- _INSTRUCTIONS TO FOLLOW_: Restate the records in their entirety, word for word.
==== GIVEN RECORDS
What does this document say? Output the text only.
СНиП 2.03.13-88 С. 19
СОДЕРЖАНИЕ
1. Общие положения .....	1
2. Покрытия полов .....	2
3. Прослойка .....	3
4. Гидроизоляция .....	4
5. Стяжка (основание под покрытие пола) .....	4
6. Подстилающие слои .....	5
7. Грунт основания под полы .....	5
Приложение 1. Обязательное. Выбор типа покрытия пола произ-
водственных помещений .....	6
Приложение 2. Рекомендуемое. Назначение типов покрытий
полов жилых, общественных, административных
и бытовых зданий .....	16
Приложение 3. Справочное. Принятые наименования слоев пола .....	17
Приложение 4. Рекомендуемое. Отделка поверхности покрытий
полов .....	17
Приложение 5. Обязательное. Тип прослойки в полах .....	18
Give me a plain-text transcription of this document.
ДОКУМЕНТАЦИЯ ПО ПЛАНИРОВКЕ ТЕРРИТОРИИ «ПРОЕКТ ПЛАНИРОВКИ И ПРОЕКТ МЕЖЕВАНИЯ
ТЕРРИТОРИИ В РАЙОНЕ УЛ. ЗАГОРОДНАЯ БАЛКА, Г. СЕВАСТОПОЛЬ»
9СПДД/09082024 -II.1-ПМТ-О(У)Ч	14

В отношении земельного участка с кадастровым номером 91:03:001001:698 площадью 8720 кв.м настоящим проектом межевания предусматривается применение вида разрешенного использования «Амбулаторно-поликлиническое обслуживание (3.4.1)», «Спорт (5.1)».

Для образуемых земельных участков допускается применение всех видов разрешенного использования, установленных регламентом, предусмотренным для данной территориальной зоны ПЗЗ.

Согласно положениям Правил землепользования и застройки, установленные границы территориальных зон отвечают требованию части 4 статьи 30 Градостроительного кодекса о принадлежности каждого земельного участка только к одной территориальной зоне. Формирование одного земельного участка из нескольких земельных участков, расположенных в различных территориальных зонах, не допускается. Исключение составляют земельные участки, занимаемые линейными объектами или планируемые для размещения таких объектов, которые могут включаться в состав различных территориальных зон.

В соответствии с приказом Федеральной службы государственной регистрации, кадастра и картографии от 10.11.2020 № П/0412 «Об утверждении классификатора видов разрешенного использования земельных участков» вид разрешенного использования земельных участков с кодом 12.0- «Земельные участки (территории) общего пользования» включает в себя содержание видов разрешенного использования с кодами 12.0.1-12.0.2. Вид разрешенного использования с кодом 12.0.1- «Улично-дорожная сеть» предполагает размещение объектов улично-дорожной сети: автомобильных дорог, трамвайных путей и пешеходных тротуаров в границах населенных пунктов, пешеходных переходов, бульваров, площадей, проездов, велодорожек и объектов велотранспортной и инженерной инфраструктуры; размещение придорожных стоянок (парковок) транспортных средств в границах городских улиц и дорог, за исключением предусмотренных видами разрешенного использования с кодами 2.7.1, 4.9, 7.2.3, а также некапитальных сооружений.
========
- _EXPECTED ANSWER_:
What does this document say? Output the text only.
СНиП 2.03.13-88 С. 19
СОДЕРЖАНИЕ
1. Общие положения .....	1
2. Покрытия полов .....	2
3. Прослойка .....	3
4. Гидроизоляция .....	4
5. Стяжка (основание под покрытие пола) .....	4
6. Подстилающие слои .....	5
7. Грунт основания под полы .....	5
Приложение 1. Обязательное. Выбор типа покрытия пола произ-
водственных помещений .....	6
Приложение 2. Рекомендуемое. Назначение типов покрытий
полов жилых, общественных, административных
и бытовых зданий .....	16
Приложение 3. Справочное. Принятые наименования слоев пола .....	17
Приложение 4. Рекомендуемое. Отделка поверхности покрытий
полов .....	17
Приложение 5. Обязательное. Тип прослойки в полах .....	18
Give me a plain-text transcription of this document.
ДОКУМЕНТАЦИЯ ПО ПЛАНИРОВКЕ ТЕРРИТОРИИ «ПРОЕКТ ПЛАНИРОВКИ И ПРОЕКТ МЕЖЕВАНИЯ
ТЕРРИТОРИИ В РАЙОНЕ УЛ. ЗАГОРОДНАЯ БАЛКА, Г. СЕВАСТОПОЛЬ»
9СПДД/09082024 -II.1-ПМТ-О(У)Ч	14

В отношении земельного участка с кадастровым номером 91:03:001001:698 площадью 8720 кв.м настоящим проектом межевания предусматривается применение вида разрешенного использования «Амбулаторно-поликлиническое обслуживание (3.4.1)», «Спорт (5.1)».

Для образуемых земельных участков допускается применение всех видов разрешенного использования, установленных регламентом, предусмотренным для данной территориальной зоны ПЗЗ.

Согласно положениям Правил землепользования и застройки, установленные границы территориальных зон отвечают требованию части 4 статьи 30 Градостроительного кодекса о принадлежности каждого земельного участка только к одной территориальной зоне. Формирование одного земельного участка из нескольких земельных участков, расположенных в различных территориальных зонах, не допускается. Исключение составляют земельные участки, занимаемые линейными объектами или планируемые для размещения таких объектов, которые могут включаться в состав различных территориальных зон.

В соответствии с приказом Федеральной службы государственной регистрации, кадастра и картографии от 10.11.2020 № П/0412 «Об утверждении классификатора видов разрешенного использования земельных участков» вид разрешенного использования земельных участков с кодом 12.0- «Земельные участки (территории) общего пользования» включает в себя содержание видов разрешенного использования с кодами 12.0.1-12.0.2. Вид разрешенного использования с кодом 12.0.1- «Улично-дорожная сеть» предполагает размещение объектов улично-дорожной сети: автомобильных дорог, трамвайных путей и пешеходных тротуаров в границах населенных пунктов, пешеходных переходов, бульваров, площадей, проездов, велодорожек и объектов велотранспортной и инженерной инфраструктуры; размещение придорожных стоянок (парковок) транспортных средств в границах городских улиц и дорог, за исключением предусмотренных видами разрешенного использования с кодами 2.7.1, 4.9, 7.2.3, а также некапитальных сооружений.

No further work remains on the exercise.